Records of where elements are shown

+ + + + +

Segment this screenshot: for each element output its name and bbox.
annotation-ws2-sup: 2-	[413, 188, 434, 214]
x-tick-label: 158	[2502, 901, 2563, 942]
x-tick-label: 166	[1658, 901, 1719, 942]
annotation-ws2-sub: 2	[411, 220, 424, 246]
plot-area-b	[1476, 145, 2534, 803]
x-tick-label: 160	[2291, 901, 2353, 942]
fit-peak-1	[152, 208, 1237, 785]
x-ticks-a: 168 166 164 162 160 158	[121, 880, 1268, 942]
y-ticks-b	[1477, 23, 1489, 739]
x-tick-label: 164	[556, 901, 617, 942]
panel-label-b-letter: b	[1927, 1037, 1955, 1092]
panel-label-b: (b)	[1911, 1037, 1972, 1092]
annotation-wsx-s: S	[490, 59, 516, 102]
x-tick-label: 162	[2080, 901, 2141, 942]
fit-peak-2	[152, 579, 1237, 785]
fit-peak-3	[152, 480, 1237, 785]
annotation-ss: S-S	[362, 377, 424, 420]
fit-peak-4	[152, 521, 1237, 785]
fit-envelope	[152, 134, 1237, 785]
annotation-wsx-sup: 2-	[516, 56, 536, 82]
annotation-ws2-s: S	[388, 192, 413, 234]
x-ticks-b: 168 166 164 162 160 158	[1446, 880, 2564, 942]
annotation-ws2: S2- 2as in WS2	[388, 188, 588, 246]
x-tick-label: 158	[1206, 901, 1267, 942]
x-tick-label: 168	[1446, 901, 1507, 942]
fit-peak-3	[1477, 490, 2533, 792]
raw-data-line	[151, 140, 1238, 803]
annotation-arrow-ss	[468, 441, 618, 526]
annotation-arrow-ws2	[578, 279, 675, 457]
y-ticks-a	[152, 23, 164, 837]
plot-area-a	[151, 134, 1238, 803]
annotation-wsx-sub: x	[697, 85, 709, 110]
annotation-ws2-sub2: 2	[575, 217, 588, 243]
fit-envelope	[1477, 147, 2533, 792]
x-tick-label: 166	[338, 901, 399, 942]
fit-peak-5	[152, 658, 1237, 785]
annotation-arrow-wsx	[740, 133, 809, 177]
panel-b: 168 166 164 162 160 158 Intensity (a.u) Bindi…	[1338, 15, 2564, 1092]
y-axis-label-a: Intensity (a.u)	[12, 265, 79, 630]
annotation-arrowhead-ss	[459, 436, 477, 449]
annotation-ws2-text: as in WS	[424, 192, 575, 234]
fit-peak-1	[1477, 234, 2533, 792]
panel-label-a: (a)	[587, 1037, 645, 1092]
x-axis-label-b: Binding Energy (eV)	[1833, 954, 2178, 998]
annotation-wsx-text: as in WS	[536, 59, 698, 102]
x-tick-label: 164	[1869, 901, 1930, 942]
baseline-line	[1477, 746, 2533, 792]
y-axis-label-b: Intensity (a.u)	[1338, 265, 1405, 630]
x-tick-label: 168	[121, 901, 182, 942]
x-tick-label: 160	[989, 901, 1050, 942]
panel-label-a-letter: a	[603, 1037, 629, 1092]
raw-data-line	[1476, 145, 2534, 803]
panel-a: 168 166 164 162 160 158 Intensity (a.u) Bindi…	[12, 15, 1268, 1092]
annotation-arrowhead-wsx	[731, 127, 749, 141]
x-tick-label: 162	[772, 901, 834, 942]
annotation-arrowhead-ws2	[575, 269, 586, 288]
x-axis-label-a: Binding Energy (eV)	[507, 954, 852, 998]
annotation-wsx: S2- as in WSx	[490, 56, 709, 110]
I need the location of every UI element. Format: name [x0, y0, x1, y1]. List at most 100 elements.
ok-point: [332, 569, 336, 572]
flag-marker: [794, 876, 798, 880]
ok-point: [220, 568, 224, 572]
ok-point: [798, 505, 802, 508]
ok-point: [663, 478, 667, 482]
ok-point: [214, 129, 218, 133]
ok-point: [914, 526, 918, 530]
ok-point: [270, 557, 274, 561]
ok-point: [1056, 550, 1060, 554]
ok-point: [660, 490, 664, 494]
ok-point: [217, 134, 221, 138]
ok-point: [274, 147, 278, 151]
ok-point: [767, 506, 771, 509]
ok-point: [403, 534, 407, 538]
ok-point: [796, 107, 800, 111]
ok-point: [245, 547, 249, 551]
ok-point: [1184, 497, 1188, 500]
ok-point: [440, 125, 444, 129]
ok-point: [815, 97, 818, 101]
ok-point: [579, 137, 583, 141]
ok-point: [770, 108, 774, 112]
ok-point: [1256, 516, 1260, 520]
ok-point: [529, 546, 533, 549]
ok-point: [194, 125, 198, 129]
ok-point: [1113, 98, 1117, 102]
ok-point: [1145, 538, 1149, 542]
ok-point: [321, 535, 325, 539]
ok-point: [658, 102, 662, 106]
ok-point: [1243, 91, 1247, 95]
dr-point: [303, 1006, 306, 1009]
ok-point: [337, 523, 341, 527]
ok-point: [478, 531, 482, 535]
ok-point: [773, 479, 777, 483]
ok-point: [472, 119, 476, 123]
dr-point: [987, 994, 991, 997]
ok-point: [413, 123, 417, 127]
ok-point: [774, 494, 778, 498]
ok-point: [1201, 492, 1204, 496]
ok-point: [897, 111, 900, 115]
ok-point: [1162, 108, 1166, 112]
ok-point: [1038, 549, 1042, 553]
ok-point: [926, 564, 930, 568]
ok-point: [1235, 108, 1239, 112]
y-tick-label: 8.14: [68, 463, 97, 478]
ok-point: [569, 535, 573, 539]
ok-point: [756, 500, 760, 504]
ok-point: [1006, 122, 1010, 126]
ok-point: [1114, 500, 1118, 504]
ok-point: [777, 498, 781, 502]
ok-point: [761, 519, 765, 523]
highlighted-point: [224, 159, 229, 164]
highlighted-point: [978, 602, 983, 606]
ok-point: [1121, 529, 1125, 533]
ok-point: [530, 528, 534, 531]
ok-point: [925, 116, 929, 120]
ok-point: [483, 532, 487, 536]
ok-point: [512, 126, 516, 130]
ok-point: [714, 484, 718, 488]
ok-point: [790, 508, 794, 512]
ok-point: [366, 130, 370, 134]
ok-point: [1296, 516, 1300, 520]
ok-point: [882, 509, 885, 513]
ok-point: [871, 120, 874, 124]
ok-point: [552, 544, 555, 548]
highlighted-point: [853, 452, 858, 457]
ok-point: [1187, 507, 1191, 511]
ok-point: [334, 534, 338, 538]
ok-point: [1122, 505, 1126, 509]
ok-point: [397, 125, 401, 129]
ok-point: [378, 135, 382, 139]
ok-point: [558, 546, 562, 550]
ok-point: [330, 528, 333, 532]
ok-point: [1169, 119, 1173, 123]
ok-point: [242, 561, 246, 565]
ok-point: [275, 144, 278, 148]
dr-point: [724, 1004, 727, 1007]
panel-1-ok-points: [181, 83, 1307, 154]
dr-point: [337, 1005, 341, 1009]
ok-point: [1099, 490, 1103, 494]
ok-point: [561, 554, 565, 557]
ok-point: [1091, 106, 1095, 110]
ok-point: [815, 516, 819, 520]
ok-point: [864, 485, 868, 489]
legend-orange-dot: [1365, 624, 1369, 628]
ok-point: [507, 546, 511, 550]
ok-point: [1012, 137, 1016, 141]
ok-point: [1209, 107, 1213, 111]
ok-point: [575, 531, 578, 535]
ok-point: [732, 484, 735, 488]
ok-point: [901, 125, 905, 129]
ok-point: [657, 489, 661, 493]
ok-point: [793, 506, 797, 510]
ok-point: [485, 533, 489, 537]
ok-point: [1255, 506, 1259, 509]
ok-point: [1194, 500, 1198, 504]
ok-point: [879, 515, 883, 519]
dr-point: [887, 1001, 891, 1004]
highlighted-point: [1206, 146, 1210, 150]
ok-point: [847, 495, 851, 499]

+ + + + +

## WRITTEN TASK:
Copy out all of the rows above, keeping every character the same.

## TASK RESULT:
Segment this screenshot: for each element output its name and bbox.
annotation-ws2-sup: 2-	[413, 188, 434, 214]
x-tick-label: 158	[2502, 901, 2563, 942]
x-tick-label: 166	[1658, 901, 1719, 942]
annotation-ws2-sub: 2	[411, 220, 424, 246]
plot-area-b	[1476, 145, 2534, 803]
x-tick-label: 160	[2291, 901, 2353, 942]
fit-peak-1	[152, 208, 1237, 785]
x-ticks-a: 168 166 164 162 160 158	[121, 880, 1268, 942]
y-ticks-b	[1477, 23, 1489, 739]
x-tick-label: 164	[556, 901, 617, 942]
panel-label-b-letter: b	[1927, 1037, 1955, 1092]
panel-label-b: (b)	[1911, 1037, 1972, 1092]
annotation-wsx-s: S	[490, 59, 516, 102]
x-tick-label: 162	[2080, 901, 2141, 942]
fit-peak-2	[152, 579, 1237, 785]
fit-peak-3	[152, 480, 1237, 785]
annotation-ss: S-S	[362, 377, 424, 420]
fit-peak-4	[152, 521, 1237, 785]
fit-envelope	[152, 134, 1237, 785]
annotation-wsx-sup: 2-	[516, 56, 536, 82]
annotation-ws2-s: S	[388, 192, 413, 234]
x-ticks-b: 168 166 164 162 160 158	[1446, 880, 2564, 942]
annotation-ws2: S2- 2as in WS2	[388, 188, 588, 246]
x-tick-label: 158	[1206, 901, 1267, 942]
x-tick-label: 168	[1446, 901, 1507, 942]
fit-peak-3	[1477, 490, 2533, 792]
raw-data-line	[151, 140, 1238, 803]
annotation-arrow-ss	[468, 441, 618, 526]
annotation-arrow-ws2	[578, 279, 675, 457]
y-ticks-a	[152, 23, 164, 837]
plot-area-a	[151, 134, 1238, 803]
annotation-wsx-sub: x	[697, 85, 709, 110]
annotation-ws2-sub2: 2	[575, 217, 588, 243]
fit-envelope	[1477, 147, 2533, 792]
x-tick-label: 166	[338, 901, 399, 942]
fit-peak-5	[152, 658, 1237, 785]
annotation-arrow-wsx	[740, 133, 809, 177]
panel-b: 168 166 164 162 160 158 Intensity (a.u) Bindi…	[1338, 15, 2564, 1092]
y-axis-label-a: Intensity (a.u)	[12, 265, 79, 630]
annotation-arrowhead-ss	[459, 436, 477, 449]
annotation-ws2-text: as in WS	[424, 192, 575, 234]
fit-peak-1	[1477, 234, 2533, 792]
panel-label-a: (a)	[587, 1037, 645, 1092]
x-axis-label-b: Binding Energy (eV)	[1833, 954, 2178, 998]
annotation-wsx-text: as in WS	[536, 59, 698, 102]
x-tick-label: 164	[1869, 901, 1930, 942]
baseline-line	[1477, 746, 2533, 792]
y-axis-label-b: Intensity (a.u)	[1338, 265, 1405, 630]
x-tick-label: 168	[121, 901, 182, 942]
x-tick-label: 160	[989, 901, 1050, 942]
panel-label-a-letter: a	[603, 1037, 629, 1092]
raw-data-line	[1476, 145, 2534, 803]
panel-a: 168 166 164 162 160 158 Intensity (a.u) Bindi…	[12, 15, 1268, 1092]
annotation-arrowhead-wsx	[731, 127, 749, 141]
x-tick-label: 162	[772, 901, 834, 942]
annotation-arrowhead-ws2	[575, 269, 586, 288]
x-axis-label-a: Binding Energy (eV)	[507, 954, 852, 998]
annotation-wsx: S2- as in WSx	[490, 56, 709, 110]
I need the location of every UI element. Format: name [x0, y0, x1, y1]. List at most 100 elements.
ok-point: [332, 569, 336, 572]
flag-marker: [794, 876, 798, 880]
ok-point: [220, 568, 224, 572]
ok-point: [798, 505, 802, 508]
ok-point: [663, 478, 667, 482]
ok-point: [214, 129, 218, 133]
ok-point: [914, 526, 918, 530]
ok-point: [270, 557, 274, 561]
ok-point: [1056, 550, 1060, 554]
ok-point: [660, 490, 664, 494]
ok-point: [217, 134, 221, 138]
ok-point: [274, 147, 278, 151]
ok-point: [767, 506, 771, 509]
ok-point: [403, 534, 407, 538]
ok-point: [796, 107, 800, 111]
ok-point: [245, 547, 249, 551]
ok-point: [1184, 497, 1188, 500]
ok-point: [440, 125, 444, 129]
ok-point: [815, 97, 818, 101]
ok-point: [579, 137, 583, 141]
ok-point: [770, 108, 774, 112]
ok-point: [1256, 516, 1260, 520]
ok-point: [529, 546, 533, 549]
ok-point: [194, 125, 198, 129]
ok-point: [1113, 98, 1117, 102]
ok-point: [1145, 538, 1149, 542]
ok-point: [321, 535, 325, 539]
ok-point: [658, 102, 662, 106]
ok-point: [1243, 91, 1247, 95]
dr-point: [303, 1006, 306, 1009]
ok-point: [337, 523, 341, 527]
ok-point: [478, 531, 482, 535]
ok-point: [773, 479, 777, 483]
ok-point: [472, 119, 476, 123]
dr-point: [987, 994, 991, 997]
ok-point: [413, 123, 417, 127]
ok-point: [774, 494, 778, 498]
ok-point: [1201, 492, 1204, 496]
ok-point: [897, 111, 900, 115]
ok-point: [1162, 108, 1166, 112]
ok-point: [1038, 549, 1042, 553]
ok-point: [926, 564, 930, 568]
ok-point: [1235, 108, 1239, 112]
y-tick-label: 8.14: [68, 463, 97, 478]
ok-point: [569, 535, 573, 539]
ok-point: [756, 500, 760, 504]
ok-point: [1006, 122, 1010, 126]
ok-point: [1114, 500, 1118, 504]
ok-point: [777, 498, 781, 502]
ok-point: [761, 519, 765, 523]
highlighted-point: [224, 159, 229, 164]
highlighted-point: [978, 602, 983, 606]
ok-point: [1121, 529, 1125, 533]
ok-point: [530, 528, 534, 531]
ok-point: [925, 116, 929, 120]
ok-point: [483, 532, 487, 536]
ok-point: [512, 126, 516, 130]
ok-point: [714, 484, 718, 488]
ok-point: [790, 508, 794, 512]
ok-point: [366, 130, 370, 134]
ok-point: [1296, 516, 1300, 520]
ok-point: [882, 509, 885, 513]
ok-point: [871, 120, 874, 124]
ok-point: [552, 544, 555, 548]
highlighted-point: [853, 452, 858, 457]
ok-point: [1187, 507, 1191, 511]
ok-point: [334, 534, 338, 538]
ok-point: [1122, 505, 1126, 509]
ok-point: [397, 125, 401, 129]
ok-point: [378, 135, 382, 139]
ok-point: [558, 546, 562, 550]
ok-point: [330, 528, 333, 532]
ok-point: [1169, 119, 1173, 123]
ok-point: [242, 561, 246, 565]
ok-point: [275, 144, 278, 148]
dr-point: [724, 1004, 727, 1007]
panel-1-ok-points: [181, 83, 1307, 154]
dr-point: [337, 1005, 341, 1009]
ok-point: [1099, 490, 1103, 494]
ok-point: [561, 554, 565, 557]
ok-point: [1091, 106, 1095, 110]
ok-point: [815, 516, 819, 520]
ok-point: [864, 485, 868, 489]
legend-orange-dot: [1365, 624, 1369, 628]
ok-point: [507, 546, 511, 550]
ok-point: [1012, 137, 1016, 141]
ok-point: [1209, 107, 1213, 111]
ok-point: [575, 531, 578, 535]
ok-point: [732, 484, 735, 488]
ok-point: [901, 125, 905, 129]
ok-point: [657, 489, 661, 493]
ok-point: [793, 506, 797, 510]
ok-point: [485, 533, 489, 537]
ok-point: [1255, 506, 1259, 509]
ok-point: [1194, 500, 1198, 504]
ok-point: [879, 515, 883, 519]
dr-point: [887, 1001, 891, 1004]
highlighted-point: [1206, 146, 1210, 150]
ok-point: [847, 495, 851, 499]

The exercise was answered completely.